Instructions to follow ::
Put the records into a numbered list, starting with the first line and continuing through the line that contains "shield-plus-icon [328, 904, 362, 945]", including that line. Leave out any blank lines.

Element position data:
[start]
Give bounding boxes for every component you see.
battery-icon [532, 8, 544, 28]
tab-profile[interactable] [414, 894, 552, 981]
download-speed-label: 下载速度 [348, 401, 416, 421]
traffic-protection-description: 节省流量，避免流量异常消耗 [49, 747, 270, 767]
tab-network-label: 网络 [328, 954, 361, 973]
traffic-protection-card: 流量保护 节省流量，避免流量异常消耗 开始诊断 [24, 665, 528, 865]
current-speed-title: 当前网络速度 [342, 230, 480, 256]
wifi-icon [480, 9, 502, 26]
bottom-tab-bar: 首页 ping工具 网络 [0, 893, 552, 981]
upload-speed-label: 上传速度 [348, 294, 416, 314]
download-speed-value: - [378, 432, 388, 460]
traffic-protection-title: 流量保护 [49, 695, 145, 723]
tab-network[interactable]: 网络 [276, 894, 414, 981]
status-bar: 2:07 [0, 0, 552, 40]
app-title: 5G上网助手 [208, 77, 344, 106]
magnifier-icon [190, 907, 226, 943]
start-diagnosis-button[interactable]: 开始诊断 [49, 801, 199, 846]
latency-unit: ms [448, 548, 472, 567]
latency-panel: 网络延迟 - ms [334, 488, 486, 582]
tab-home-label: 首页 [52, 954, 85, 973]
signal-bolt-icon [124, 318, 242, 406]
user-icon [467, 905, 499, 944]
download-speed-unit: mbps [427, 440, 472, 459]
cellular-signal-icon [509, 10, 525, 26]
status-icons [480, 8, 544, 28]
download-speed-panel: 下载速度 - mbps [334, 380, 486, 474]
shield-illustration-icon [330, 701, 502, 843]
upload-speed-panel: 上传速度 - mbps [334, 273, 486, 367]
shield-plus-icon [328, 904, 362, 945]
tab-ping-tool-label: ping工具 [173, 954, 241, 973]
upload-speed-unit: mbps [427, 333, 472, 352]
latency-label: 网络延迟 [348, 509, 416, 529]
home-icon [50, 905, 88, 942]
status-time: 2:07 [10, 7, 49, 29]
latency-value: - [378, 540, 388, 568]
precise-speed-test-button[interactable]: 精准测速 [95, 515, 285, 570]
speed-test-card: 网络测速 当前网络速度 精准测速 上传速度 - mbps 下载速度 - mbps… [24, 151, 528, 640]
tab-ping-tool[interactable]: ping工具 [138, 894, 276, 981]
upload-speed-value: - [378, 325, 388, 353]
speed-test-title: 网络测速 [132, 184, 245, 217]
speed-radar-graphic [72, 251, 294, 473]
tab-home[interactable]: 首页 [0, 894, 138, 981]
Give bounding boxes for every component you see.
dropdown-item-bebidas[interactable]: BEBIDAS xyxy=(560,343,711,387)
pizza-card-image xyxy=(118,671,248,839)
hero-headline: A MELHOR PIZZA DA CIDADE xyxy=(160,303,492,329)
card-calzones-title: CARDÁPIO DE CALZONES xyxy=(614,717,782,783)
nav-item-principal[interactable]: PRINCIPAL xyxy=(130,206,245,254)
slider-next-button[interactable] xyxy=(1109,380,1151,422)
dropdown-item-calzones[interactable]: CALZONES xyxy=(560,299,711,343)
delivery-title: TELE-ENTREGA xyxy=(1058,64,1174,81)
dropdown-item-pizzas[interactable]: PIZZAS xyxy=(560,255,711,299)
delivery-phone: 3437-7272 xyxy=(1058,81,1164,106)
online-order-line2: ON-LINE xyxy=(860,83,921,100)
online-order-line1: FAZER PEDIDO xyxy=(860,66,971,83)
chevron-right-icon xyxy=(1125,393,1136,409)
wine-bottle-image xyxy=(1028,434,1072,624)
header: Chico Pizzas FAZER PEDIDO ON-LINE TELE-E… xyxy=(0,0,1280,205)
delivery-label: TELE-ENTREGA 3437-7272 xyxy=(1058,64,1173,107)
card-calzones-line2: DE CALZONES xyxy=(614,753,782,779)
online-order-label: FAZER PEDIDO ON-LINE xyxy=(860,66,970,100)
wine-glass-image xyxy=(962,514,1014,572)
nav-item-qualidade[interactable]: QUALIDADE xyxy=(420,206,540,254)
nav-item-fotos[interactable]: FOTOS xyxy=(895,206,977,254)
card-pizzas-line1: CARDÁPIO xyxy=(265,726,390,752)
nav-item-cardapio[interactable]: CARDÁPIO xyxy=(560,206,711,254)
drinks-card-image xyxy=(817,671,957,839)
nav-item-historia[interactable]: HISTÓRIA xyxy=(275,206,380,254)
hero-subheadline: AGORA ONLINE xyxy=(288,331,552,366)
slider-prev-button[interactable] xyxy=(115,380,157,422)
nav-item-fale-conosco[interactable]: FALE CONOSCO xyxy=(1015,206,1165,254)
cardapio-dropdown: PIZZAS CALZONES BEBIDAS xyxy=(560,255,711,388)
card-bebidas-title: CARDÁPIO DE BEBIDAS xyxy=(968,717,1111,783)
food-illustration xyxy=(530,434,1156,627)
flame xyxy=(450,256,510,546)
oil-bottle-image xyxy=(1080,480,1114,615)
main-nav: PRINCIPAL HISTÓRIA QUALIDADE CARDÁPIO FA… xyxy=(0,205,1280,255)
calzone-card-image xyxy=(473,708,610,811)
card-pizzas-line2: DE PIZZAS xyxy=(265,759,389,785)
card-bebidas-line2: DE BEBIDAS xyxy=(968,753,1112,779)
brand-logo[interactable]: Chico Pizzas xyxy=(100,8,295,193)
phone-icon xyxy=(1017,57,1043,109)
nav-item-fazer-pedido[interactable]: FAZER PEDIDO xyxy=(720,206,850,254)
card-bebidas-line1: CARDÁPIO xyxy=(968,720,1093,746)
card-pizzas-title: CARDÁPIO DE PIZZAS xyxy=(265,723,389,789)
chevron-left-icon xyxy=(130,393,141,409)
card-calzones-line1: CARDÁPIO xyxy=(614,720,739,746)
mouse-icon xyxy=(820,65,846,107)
[end]
The output ::
1. Give bounding boxes for every component you see.
2. battery-icon [532, 8, 544, 28]
3. tab-profile[interactable] [414, 894, 552, 981]
4. download-speed-label: 下载速度 [348, 401, 416, 421]
5. traffic-protection-description: 节省流量，避免流量异常消耗 [49, 747, 270, 767]
6. tab-network-label: 网络 [328, 954, 361, 973]
7. traffic-protection-card: 流量保护 节省流量，避免流量异常消耗 开始诊断 [24, 665, 528, 865]
8. current-speed-title: 当前网络速度 [342, 230, 480, 256]
9. wifi-icon [480, 9, 502, 26]
10. bottom-tab-bar: 首页 ping工具 网络 [0, 893, 552, 981]
11. upload-speed-label: 上传速度 [348, 294, 416, 314]
12. download-speed-value: - [378, 432, 388, 460]
13. traffic-protection-title: 流量保护 [49, 695, 145, 723]
14. tab-network[interactable]: 网络 [276, 894, 414, 981]
15. status-bar: 2:07 [0, 0, 552, 40]
16. app-title: 5G上网助手 [208, 77, 344, 106]
17. magnifier-icon [190, 907, 226, 943]
18. start-diagnosis-button[interactable]: 开始诊断 [49, 801, 199, 846]
19. latency-unit: ms [448, 548, 472, 567]
20. latency-panel: 网络延迟 - ms [334, 488, 486, 582]
21. tab-home-label: 首页 [52, 954, 85, 973]
22. signal-bolt-icon [124, 318, 242, 406]
23. user-icon [467, 905, 499, 944]
24. download-speed-unit: mbps [427, 440, 472, 459]
25. cellular-signal-icon [509, 10, 525, 26]
26. status-icons [480, 8, 544, 28]
27. download-speed-panel: 下载速度 - mbps [334, 380, 486, 474]
28. shield-illustration-icon [330, 701, 502, 843]
29. upload-speed-panel: 上传速度 - mbps [334, 273, 486, 367]
30. shield-plus-icon [328, 904, 362, 945]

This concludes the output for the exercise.